Extracted data:
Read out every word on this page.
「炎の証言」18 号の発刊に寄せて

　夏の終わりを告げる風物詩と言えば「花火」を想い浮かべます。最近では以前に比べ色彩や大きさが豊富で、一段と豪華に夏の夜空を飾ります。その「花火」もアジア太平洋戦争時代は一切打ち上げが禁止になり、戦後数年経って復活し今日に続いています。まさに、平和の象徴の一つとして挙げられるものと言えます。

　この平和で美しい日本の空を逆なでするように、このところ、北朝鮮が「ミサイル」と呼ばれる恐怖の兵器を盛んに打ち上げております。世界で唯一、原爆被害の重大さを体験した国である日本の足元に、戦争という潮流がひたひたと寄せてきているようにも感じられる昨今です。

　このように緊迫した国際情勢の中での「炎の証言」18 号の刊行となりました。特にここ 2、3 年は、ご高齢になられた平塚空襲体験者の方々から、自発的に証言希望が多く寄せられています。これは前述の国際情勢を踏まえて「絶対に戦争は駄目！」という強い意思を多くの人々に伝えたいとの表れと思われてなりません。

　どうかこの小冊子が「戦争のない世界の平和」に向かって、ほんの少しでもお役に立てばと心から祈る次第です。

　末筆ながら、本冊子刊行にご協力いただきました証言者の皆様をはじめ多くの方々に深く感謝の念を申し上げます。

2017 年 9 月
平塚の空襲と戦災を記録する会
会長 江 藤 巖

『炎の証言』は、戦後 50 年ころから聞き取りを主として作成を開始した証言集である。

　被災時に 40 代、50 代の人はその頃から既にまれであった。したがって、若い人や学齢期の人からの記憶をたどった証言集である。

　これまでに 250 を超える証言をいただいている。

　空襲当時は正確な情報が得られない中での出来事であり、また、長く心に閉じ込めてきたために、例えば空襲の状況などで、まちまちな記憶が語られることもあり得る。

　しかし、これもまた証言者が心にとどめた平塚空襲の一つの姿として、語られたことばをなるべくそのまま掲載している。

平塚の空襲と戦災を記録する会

Work to complete:
From the records above, copy every line that holds the word "炎の証言".

Answer for the task:
「炎の証言」18 号の発刊に寄せて
　このように緊迫した国際情勢の中での「炎の証言」18 号の刊行となりました。特にここ 2、3 年は、ご高齢になられた平塚空襲体験者の方々から、自発的に証言希望が多く寄せられています。これは前述の国際情勢を踏まえて「絶対に戦争は駄目！」という強い意思を多くの人々に伝えたいとの表れと思われてなりません。
『炎の証言』は、戦後 50 年ころから聞き取りを主として作成を開始した証言集である。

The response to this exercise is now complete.